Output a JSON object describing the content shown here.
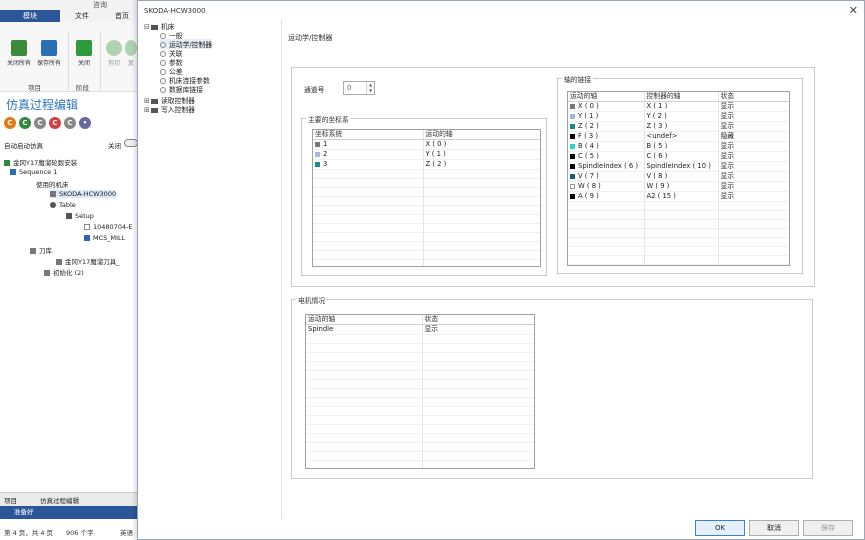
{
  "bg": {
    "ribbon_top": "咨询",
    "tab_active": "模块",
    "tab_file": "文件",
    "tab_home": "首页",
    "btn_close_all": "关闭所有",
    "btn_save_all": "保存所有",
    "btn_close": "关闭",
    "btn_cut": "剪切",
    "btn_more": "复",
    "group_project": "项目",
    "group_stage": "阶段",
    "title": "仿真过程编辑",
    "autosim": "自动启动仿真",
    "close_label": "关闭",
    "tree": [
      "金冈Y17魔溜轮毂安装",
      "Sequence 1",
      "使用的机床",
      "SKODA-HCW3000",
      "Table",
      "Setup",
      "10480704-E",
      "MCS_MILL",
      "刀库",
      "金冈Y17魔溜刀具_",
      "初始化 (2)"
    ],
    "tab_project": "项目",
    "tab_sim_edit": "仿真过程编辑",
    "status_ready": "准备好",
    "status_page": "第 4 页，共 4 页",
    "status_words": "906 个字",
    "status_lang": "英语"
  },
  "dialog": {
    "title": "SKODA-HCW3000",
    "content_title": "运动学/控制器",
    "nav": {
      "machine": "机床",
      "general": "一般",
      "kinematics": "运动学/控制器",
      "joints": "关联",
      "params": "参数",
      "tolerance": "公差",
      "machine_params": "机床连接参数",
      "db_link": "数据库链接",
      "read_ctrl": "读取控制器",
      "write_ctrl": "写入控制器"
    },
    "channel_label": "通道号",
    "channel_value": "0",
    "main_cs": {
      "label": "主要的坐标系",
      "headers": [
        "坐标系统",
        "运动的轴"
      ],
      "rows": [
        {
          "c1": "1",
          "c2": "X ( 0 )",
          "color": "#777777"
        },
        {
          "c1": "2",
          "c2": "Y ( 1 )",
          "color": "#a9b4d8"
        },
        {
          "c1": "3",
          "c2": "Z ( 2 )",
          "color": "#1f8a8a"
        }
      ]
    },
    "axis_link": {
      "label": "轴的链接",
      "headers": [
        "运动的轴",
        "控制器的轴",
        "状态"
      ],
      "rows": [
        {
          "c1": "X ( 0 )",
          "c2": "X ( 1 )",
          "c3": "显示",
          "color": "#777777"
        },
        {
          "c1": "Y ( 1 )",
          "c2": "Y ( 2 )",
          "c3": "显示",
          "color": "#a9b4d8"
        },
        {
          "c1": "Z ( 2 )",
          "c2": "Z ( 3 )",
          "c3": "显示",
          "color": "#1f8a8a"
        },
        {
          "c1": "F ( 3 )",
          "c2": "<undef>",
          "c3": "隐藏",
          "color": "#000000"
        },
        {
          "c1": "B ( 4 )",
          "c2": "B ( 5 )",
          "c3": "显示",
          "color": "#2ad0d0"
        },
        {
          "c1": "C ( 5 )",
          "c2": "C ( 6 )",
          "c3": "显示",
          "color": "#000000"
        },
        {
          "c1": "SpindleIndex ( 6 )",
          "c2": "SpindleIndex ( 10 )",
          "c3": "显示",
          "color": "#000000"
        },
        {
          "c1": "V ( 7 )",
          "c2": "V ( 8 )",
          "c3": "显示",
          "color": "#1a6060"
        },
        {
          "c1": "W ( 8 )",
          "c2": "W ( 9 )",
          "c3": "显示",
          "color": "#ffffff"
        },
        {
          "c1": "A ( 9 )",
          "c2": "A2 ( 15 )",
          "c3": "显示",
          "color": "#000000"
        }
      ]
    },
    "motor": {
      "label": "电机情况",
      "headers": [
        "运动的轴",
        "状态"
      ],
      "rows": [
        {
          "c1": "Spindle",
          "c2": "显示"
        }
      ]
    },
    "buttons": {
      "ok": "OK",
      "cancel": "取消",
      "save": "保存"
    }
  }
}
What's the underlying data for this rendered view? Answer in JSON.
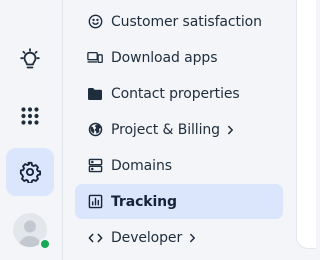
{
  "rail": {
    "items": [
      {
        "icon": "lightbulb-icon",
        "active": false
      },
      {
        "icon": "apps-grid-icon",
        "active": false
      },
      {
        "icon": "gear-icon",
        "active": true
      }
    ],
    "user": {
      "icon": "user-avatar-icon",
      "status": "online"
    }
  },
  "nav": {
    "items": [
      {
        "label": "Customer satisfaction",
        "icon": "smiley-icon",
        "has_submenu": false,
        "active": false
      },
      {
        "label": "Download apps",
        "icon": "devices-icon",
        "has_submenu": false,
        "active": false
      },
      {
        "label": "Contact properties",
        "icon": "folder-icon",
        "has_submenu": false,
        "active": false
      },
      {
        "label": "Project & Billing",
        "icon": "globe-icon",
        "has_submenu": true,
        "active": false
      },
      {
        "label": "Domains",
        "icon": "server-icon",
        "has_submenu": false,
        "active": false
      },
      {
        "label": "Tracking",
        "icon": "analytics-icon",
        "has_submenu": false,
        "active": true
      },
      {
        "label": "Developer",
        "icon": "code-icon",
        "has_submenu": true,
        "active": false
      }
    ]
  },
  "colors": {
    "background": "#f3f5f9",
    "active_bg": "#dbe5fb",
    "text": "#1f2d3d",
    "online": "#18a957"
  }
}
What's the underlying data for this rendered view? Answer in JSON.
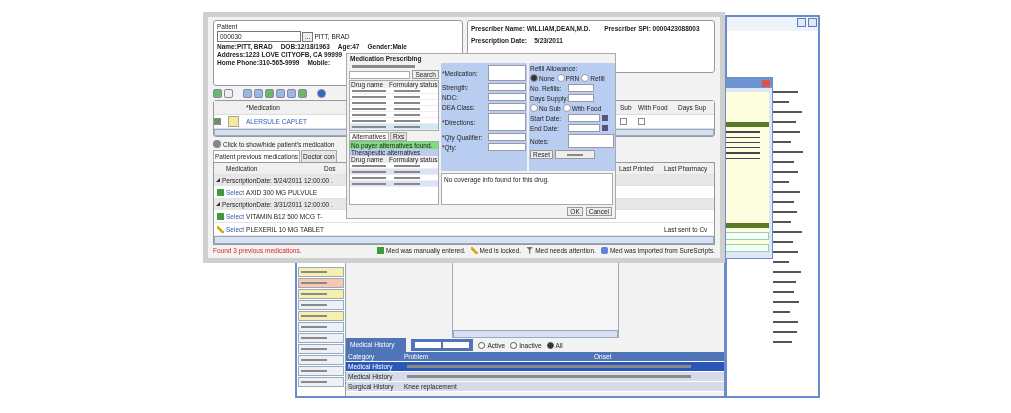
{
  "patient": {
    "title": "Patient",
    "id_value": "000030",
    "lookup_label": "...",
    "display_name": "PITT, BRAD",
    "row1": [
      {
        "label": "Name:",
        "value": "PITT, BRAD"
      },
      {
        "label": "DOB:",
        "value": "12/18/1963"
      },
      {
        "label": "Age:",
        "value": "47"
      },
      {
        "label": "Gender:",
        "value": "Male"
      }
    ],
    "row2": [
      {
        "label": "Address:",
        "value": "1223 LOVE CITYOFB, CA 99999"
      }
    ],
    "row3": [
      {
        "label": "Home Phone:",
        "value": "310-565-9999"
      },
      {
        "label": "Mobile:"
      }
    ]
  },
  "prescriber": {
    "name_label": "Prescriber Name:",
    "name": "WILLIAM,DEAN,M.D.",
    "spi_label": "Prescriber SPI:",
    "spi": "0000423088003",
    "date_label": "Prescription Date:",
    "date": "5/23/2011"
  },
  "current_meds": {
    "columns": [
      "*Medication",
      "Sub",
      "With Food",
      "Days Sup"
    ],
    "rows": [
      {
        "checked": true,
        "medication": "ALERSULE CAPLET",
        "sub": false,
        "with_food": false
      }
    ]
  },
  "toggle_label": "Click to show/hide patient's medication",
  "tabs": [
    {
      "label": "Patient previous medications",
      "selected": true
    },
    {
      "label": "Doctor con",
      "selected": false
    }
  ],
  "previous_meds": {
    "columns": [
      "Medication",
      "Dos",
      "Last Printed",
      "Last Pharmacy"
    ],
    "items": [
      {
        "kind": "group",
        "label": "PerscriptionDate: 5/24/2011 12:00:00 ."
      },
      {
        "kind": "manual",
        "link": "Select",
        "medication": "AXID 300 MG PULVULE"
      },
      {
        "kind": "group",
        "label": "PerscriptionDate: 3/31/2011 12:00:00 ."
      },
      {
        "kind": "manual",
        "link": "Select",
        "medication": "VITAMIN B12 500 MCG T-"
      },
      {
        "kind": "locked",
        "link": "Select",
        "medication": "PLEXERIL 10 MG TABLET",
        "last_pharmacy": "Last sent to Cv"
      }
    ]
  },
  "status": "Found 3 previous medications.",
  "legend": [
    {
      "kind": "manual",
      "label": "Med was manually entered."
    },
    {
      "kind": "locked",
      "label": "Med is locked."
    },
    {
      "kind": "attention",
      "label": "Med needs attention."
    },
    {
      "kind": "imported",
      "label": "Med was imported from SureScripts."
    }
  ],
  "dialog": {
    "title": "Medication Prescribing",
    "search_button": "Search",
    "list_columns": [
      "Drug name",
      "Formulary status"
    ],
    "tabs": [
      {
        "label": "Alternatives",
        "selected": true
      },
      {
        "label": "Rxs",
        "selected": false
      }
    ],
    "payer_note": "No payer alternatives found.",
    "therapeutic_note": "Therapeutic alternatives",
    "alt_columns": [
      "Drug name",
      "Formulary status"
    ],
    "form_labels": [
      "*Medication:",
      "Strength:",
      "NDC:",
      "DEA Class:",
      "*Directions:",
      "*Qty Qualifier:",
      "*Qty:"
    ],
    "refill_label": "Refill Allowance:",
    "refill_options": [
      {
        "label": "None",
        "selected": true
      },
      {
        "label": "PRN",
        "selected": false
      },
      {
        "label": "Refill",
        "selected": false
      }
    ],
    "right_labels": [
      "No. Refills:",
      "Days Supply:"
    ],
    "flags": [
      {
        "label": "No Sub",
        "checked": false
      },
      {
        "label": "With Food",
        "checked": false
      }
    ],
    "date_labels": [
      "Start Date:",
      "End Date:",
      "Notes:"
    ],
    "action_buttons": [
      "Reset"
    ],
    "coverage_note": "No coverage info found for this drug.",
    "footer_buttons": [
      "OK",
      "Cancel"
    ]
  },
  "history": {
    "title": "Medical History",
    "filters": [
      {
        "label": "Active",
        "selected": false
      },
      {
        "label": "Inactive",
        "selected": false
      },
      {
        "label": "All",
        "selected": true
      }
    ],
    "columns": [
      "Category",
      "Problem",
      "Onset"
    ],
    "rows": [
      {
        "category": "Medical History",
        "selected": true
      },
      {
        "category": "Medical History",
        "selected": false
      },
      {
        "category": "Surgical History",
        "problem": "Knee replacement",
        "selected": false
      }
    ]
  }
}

- - - - - - -

* Written task: Scan the material above for the string "icon" and report each line where you find it.

* Answer to the task:
        "icon": "lightbulb-icon",
        "icon": "apps-grid-icon",
        "icon": "gear-icon",
      "icon": "user-avatar-icon",
        "icon": "smiley-icon",
        "icon": "devices-icon",
        "icon": "folder-icon",
        "icon": "globe-icon",
        "icon": "server-icon",
        "icon": "analytics-icon",
        "icon": "code-icon",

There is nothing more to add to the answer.